Requirements >> Write out the whole listing again, exactly.

Information given >>

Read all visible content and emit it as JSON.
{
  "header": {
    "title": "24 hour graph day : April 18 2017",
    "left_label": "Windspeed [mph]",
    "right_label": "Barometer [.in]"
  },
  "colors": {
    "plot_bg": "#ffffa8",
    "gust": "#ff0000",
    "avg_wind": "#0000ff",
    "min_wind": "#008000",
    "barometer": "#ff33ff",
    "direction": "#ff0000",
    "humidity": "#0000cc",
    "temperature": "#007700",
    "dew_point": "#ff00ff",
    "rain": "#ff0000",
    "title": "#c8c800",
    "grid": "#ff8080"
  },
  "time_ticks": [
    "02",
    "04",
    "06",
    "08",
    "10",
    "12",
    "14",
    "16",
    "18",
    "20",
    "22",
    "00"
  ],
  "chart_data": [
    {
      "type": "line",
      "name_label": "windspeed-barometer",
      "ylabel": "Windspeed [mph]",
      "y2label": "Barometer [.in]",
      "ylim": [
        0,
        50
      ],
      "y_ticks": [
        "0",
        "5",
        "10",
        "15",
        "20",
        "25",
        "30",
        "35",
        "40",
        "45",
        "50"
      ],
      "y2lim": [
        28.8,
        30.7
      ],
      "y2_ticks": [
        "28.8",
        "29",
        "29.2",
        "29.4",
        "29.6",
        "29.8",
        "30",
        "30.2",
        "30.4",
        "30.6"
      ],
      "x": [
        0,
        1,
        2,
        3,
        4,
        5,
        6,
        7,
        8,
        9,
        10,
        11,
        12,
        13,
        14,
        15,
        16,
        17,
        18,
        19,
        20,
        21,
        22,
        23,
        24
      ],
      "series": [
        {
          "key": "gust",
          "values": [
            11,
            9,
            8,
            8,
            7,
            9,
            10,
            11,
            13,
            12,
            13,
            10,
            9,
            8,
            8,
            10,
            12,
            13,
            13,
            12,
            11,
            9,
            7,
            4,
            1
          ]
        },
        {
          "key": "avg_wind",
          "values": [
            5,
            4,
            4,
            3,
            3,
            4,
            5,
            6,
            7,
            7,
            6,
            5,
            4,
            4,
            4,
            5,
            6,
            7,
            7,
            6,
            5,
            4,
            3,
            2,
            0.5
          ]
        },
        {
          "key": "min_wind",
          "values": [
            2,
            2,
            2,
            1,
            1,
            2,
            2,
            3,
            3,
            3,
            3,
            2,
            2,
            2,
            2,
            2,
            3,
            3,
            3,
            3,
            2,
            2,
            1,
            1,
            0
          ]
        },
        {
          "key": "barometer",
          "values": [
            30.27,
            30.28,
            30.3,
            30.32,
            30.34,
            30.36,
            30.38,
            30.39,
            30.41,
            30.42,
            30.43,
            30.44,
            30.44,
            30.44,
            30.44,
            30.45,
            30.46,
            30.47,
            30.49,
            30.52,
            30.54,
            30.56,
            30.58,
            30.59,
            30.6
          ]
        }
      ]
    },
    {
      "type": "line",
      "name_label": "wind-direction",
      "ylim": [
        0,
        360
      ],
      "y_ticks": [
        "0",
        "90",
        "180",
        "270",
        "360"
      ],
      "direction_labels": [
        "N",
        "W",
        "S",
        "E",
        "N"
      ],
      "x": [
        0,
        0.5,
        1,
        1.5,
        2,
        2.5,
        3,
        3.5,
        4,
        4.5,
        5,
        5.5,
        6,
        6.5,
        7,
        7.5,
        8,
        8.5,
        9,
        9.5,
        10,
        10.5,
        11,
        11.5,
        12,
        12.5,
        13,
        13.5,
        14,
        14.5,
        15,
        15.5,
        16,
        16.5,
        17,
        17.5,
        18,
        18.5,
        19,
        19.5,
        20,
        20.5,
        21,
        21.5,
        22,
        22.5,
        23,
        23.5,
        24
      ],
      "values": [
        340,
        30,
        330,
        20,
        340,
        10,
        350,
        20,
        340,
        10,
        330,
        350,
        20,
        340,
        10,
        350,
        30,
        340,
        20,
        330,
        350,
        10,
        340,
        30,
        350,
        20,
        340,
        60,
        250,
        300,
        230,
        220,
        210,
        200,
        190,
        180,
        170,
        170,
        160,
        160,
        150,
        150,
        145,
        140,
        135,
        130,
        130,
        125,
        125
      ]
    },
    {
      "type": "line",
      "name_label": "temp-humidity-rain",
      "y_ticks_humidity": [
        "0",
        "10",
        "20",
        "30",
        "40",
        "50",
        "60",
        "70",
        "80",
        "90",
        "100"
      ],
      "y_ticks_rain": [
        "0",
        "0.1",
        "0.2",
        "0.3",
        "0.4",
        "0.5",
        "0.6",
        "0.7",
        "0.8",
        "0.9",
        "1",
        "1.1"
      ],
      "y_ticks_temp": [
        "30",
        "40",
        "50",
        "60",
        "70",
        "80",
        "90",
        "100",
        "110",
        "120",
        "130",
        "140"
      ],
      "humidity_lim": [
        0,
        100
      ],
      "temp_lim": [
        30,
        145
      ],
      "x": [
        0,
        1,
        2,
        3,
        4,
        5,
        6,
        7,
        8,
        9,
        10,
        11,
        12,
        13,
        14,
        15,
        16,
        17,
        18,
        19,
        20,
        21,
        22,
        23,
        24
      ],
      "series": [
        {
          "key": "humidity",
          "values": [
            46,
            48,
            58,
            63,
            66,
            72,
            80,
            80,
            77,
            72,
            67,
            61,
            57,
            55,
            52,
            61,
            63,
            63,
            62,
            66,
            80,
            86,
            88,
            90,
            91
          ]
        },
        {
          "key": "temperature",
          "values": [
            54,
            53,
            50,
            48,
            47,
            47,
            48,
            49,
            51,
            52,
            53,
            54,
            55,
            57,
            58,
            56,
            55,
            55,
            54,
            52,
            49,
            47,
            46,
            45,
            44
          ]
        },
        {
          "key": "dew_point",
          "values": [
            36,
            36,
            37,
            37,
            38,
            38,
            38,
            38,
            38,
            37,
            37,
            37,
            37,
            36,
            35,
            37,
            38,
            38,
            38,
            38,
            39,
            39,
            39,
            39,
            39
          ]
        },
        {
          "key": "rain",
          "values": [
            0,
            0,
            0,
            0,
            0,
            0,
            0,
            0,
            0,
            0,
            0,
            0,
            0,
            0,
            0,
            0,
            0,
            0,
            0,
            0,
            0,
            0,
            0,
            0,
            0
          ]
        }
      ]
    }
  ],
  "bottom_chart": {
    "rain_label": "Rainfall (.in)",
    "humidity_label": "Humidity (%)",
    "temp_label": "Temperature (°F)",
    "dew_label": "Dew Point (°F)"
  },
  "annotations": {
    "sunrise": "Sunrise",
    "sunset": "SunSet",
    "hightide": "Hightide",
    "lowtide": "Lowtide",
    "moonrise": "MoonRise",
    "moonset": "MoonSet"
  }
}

Worked answer >>
Read all visible content and emit it as JSON.
{
  "header": {
    "title": "24 hour graph day : April 18 2017",
    "left_label": "Windspeed [mph]",
    "right_label": "Barometer [.in]"
  },
  "colors": {
    "plot_bg": "#ffffa8",
    "gust": "#ff0000",
    "avg_wind": "#0000ff",
    "min_wind": "#008000",
    "barometer": "#ff33ff",
    "direction": "#ff0000",
    "humidity": "#0000cc",
    "temperature": "#007700",
    "dew_point": "#ff00ff",
    "rain": "#ff0000",
    "title": "#c8c800",
    "grid": "#ff8080"
  },
  "time_ticks": [
    "02",
    "04",
    "06",
    "08",
    "10",
    "12",
    "14",
    "16",
    "18",
    "20",
    "22",
    "00"
  ],
  "chart_data": [
    {
      "type": "line",
      "name_label": "windspeed-barometer",
      "ylabel": "Windspeed [mph]",
      "y2label": "Barometer [.in]",
      "ylim": [
        0,
        50
      ],
      "y_ticks": [
        "0",
        "5",
        "10",
        "15",
        "20",
        "25",
        "30",
        "35",
        "40",
        "45",
        "50"
      ],
      "y2lim": [
        28.8,
        30.7
      ],
      "y2_ticks": [
        "28.8",
        "29",
        "29.2",
        "29.4",
        "29.6",
        "29.8",
        "30",
        "30.2",
        "30.4",
        "30.6"
      ],
      "x": [
        0,
        1,
        2,
        3,
        4,
        5,
        6,
        7,
        8,
        9,
        10,
        11,
        12,
        13,
        14,
        15,
        16,
        17,
        18,
        19,
        20,
        21,
        22,
        23,
        24
      ],
      "series": [
        {
          "key": "gust",
          "values": [
            11,
            9,
            8,
            8,
            7,
            9,
            10,
            11,
            13,
            12,
            13,
            10,
            9,
            8,
            8,
            10,
            12,
            13,
            13,
            12,
            11,
            9,
            7,
            4,
            1
          ]
        },
        {
          "key": "avg_wind",
          "values": [
            5,
            4,
            4,
            3,
            3,
            4,
            5,
            6,
            7,
            7,
            6,
            5,
            4,
            4,
            4,
            5,
            6,
            7,
            7,
            6,
            5,
            4,
            3,
            2,
            0.5
          ]
        },
        {
          "key": "min_wind",
          "values": [
            2,
            2,
            2,
            1,
            1,
            2,
            2,
            3,
            3,
            3,
            3,
            2,
            2,
            2,
            2,
            2,
            3,
            3,
            3,
            3,
            2,
            2,
            1,
            1,
            0
          ]
        },
        {
          "key": "barometer",
          "values": [
            30.27,
            30.28,
            30.3,
            30.32,
            30.34,
            30.36,
            30.38,
            30.39,
            30.41,
            30.42,
            30.43,
            30.44,
            30.44,
            30.44,
            30.44,
            30.45,
            30.46,
            30.47,
            30.49,
            30.52,
            30.54,
            30.56,
            30.58,
            30.59,
            30.6
          ]
        }
      ]
    },
    {
      "type": "line",
      "name_label": "wind-direction",
      "ylim": [
        0,
        360
      ],
      "y_ticks": [
        "0",
        "90",
        "180",
        "270",
        "360"
      ],
      "direction_labels": [
        "N",
        "W",
        "S",
        "E",
        "N"
      ],
      "x": [
        0,
        0.5,
        1,
        1.5,
        2,
        2.5,
        3,
        3.5,
        4,
        4.5,
        5,
        5.5,
        6,
        6.5,
        7,
        7.5,
        8,
        8.5,
        9,
        9.5,
        10,
        10.5,
        11,
        11.5,
        12,
        12.5,
        13,
        13.5,
        14,
        14.5,
        15,
        15.5,
        16,
        16.5,
        17,
        17.5,
        18,
        18.5,
        19,
        19.5,
        20,
        20.5,
        21,
        21.5,
        22,
        22.5,
        23,
        23.5,
        24
      ],
      "values": [
        340,
        30,
        330,
        20,
        340,
        10,
        350,
        20,
        340,
        10,
        330,
        350,
        20,
        340,
        10,
        350,
        30,
        340,
        20,
        330,
        350,
        10,
        340,
        30,
        350,
        20,
        340,
        60,
        250,
        300,
        230,
        220,
        210,
        200,
        190,
        180,
        170,
        170,
        160,
        160,
        150,
        150,
        145,
        140,
        135,
        130,
        130,
        125,
        125
      ]
    },
    {
      "type": "line",
      "name_label": "temp-humidity-rain",
      "y_ticks_humidity": [
        "0",
        "10",
        "20",
        "30",
        "40",
        "50",
        "60",
        "70",
        "80",
        "90",
        "100"
      ],
      "y_ticks_rain": [
        "0",
        "0.1",
        "0.2",
        "0.3",
        "0.4",
        "0.5",
        "0.6",
        "0.7",
        "0.8",
        "0.9",
        "1",
        "1.1"
      ],
      "y_ticks_temp": [
        "30",
        "40",
        "50",
        "60",
        "70",
        "80",
        "90",
        "100",
        "110",
        "120",
        "130",
        "140"
      ],
      "humidity_lim": [
        0,
        100
      ],
      "temp_lim": [
        30,
        145
      ],
      "x": [
        0,
        1,
        2,
        3,
        4,
        5,
        6,
        7,
        8,
        9,
        10,
        11,
        12,
        13,
        14,
        15,
        16,
        17,
        18,
        19,
        20,
        21,
        22,
        23,
        24
      ],
      "series": [
        {
          "key": "humidity",
          "values": [
            46,
            48,
            58,
            63,
            66,
            72,
            80,
            80,
            77,
            72,
            67,
            61,
            57,
            55,
            52,
            61,
            63,
            63,
            62,
            66,
            80,
            86,
            88,
            90,
            91
          ]
        },
        {
          "key": "temperature",
          "values": [
            54,
            53,
            50,
            48,
            47,
            47,
            48,
            49,
            51,
            52,
            53,
            54,
            55,
            57,
            58,
            56,
            55,
            55,
            54,
            52,
            49,
            47,
            46,
            45,
            44
          ]
        },
        {
          "key": "dew_point",
          "values": [
            36,
            36,
            37,
            37,
            38,
            38,
            38,
            38,
            38,
            37,
            37,
            37,
            37,
            36,
            35,
            37,
            38,
            38,
            38,
            38,
            39,
            39,
            39,
            39,
            39
          ]
        },
        {
          "key": "rain",
          "values": [
            0,
            0,
            0,
            0,
            0,
            0,
            0,
            0,
            0,
            0,
            0,
            0,
            0,
            0,
            0,
            0,
            0,
            0,
            0,
            0,
            0,
            0,
            0,
            0,
            0
          ]
        }
      ]
    }
  ],
  "bottom_chart": {
    "rain_label": "Rainfall (.in)",
    "humidity_label": "Humidity (%)",
    "temp_label": "Temperature (°F)",
    "dew_label": "Dew Point (°F)"
  },
  "annotations": {
    "sunrise": "Sunrise",
    "sunset": "SunSet",
    "hightide": "Hightide",
    "lowtide": "Lowtide",
    "moonrise": "MoonRise",
    "moonset": "MoonSet"
  }
}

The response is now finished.